*Task goal*. Take from the listing each line that has the string "llegar".

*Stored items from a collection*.

- - -

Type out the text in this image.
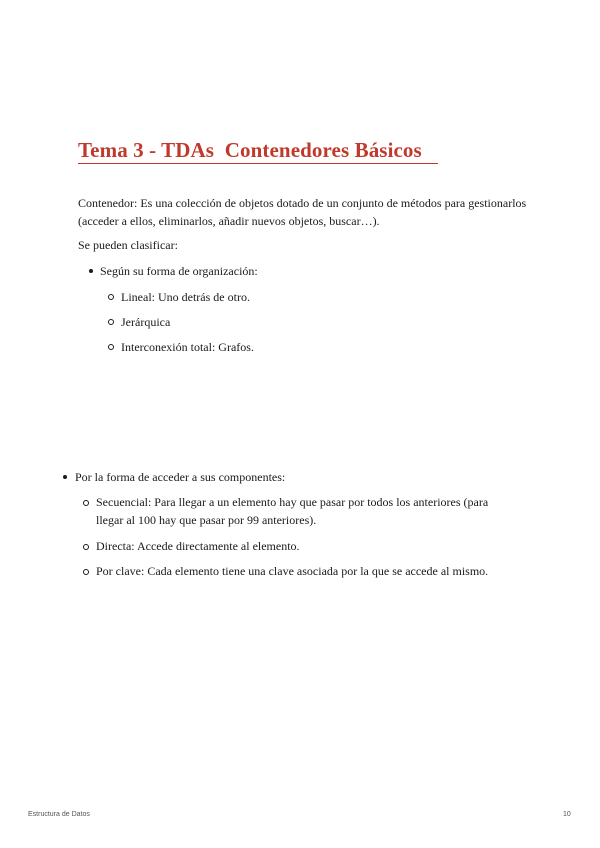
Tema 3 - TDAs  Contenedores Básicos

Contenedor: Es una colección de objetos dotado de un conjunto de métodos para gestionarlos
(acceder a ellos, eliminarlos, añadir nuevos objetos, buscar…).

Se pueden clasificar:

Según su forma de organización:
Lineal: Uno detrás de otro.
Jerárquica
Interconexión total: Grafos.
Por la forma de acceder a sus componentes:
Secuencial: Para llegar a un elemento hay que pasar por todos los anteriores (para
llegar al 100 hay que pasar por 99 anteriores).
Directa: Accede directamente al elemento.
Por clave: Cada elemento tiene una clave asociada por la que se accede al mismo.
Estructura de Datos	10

- - -

*Response to this exercise*.
Secuencial: Para llegar a un elemento hay que pasar por todos los anteriores (para
llegar al 100 hay que pasar por 99 anteriores).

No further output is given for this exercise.